Description of the task:
Please output every line of the material as it stands, without the pictures.

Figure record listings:
######
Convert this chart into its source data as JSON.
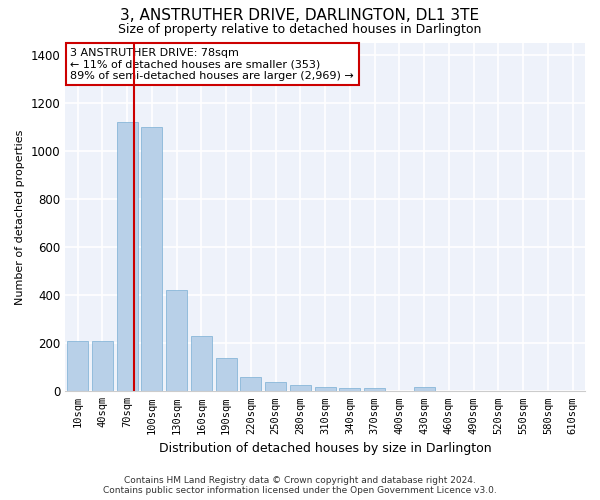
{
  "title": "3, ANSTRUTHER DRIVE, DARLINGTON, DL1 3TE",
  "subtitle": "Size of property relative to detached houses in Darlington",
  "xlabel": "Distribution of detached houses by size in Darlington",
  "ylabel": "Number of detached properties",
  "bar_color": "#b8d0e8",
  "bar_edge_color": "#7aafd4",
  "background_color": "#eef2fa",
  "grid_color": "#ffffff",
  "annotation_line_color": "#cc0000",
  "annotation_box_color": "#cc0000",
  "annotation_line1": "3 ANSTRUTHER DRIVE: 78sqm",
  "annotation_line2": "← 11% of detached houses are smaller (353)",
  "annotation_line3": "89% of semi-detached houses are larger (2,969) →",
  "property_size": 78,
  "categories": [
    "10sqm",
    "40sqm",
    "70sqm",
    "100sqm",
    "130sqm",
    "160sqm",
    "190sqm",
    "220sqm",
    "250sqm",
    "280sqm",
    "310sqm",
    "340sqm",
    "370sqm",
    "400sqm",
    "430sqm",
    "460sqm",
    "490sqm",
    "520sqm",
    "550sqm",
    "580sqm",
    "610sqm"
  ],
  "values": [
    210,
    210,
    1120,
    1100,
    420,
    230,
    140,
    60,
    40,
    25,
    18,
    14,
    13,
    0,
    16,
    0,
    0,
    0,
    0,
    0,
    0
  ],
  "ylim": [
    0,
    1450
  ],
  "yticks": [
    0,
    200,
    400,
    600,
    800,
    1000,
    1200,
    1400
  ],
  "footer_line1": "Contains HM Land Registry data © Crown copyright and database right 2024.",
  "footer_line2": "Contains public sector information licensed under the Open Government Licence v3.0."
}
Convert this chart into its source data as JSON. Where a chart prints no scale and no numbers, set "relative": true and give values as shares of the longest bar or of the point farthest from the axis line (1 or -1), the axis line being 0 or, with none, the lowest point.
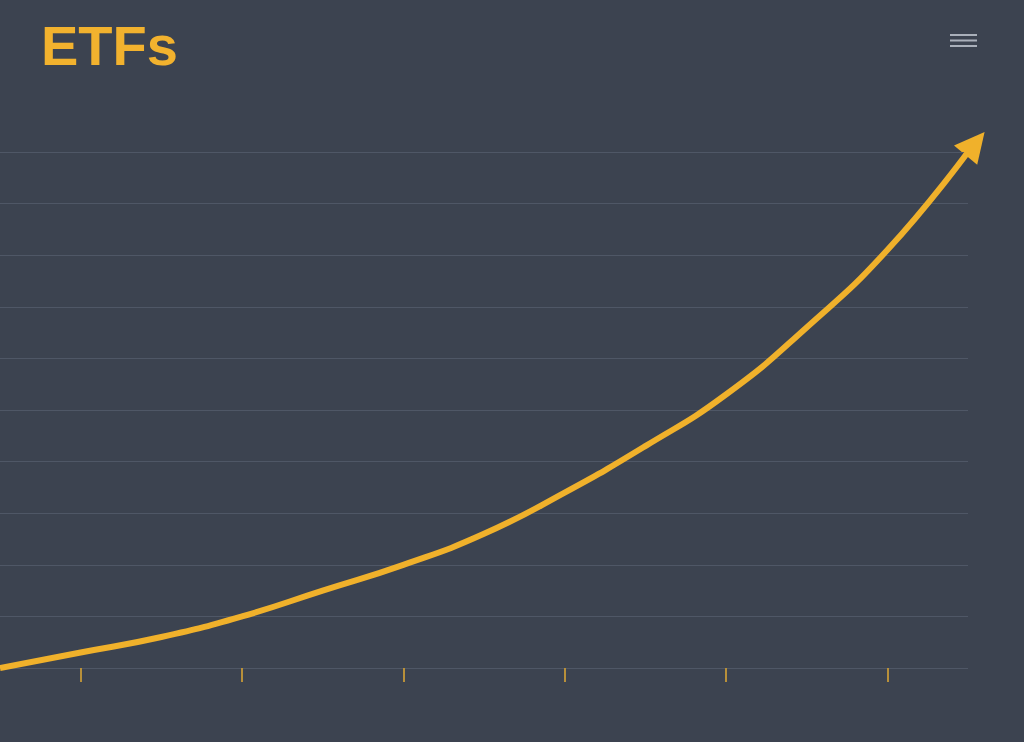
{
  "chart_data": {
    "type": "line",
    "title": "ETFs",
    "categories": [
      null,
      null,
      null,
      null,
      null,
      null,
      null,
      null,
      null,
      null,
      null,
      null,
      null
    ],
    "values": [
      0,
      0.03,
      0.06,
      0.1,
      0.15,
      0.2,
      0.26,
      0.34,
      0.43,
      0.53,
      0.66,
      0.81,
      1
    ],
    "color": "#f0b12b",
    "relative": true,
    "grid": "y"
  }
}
######
Final result:
Convert this chart into its source data as JSON.
{
  "title": "3, ANSTRUTHER DRIVE, DARLINGTON, DL1 3TE",
  "subtitle": "Size of property relative to detached houses in Darlington",
  "xlabel": "Distribution of detached houses by size in Darlington",
  "ylabel": "Number of detached properties",
  "bar_color": "#b8d0e8",
  "bar_edge_color": "#7aafd4",
  "background_color": "#eef2fa",
  "grid_color": "#ffffff",
  "annotation_line_color": "#cc0000",
  "annotation_box_color": "#cc0000",
  "annotation_line1": "3 ANSTRUTHER DRIVE: 78sqm",
  "annotation_line2": "← 11% of detached houses are smaller (353)",
  "annotation_line3": "89% of semi-detached houses are larger (2,969) →",
  "property_size": 78,
  "categories": [
    "10sqm",
    "40sqm",
    "70sqm",
    "100sqm",
    "130sqm",
    "160sqm",
    "190sqm",
    "220sqm",
    "250sqm",
    "280sqm",
    "310sqm",
    "340sqm",
    "370sqm",
    "400sqm",
    "430sqm",
    "460sqm",
    "490sqm",
    "520sqm",
    "550sqm",
    "580sqm",
    "610sqm"
  ],
  "values": [
    210,
    210,
    1120,
    1100,
    420,
    230,
    140,
    60,
    40,
    25,
    18,
    14,
    13,
    0,
    16,
    0,
    0,
    0,
    0,
    0,
    0
  ],
  "ylim": [
    0,
    1450
  ],
  "yticks": [
    0,
    200,
    400,
    600,
    800,
    1000,
    1200,
    1400
  ],
  "footer_line1": "Contains HM Land Registry data © Crown copyright and database right 2024.",
  "footer_line2": "Contains public sector information licensed under the Open Government Licence v3.0."
}
Convert this chart into its source data as JSON. Where a chart prints no scale and no numbers, set "relative": true and give values as shares of the longest bar or of the point farthest from the axis line (1 or -1), the axis line being 0 or, with none, the lowest point.
{
  "chart_data": {
    "type": "line",
    "title": "ETFs",
    "categories": [
      null,
      null,
      null,
      null,
      null,
      null,
      null,
      null,
      null,
      null,
      null,
      null,
      null
    ],
    "values": [
      0,
      0.03,
      0.06,
      0.1,
      0.15,
      0.2,
      0.26,
      0.34,
      0.43,
      0.53,
      0.66,
      0.81,
      1
    ],
    "color": "#f0b12b",
    "relative": true,
    "grid": "y"
  }
}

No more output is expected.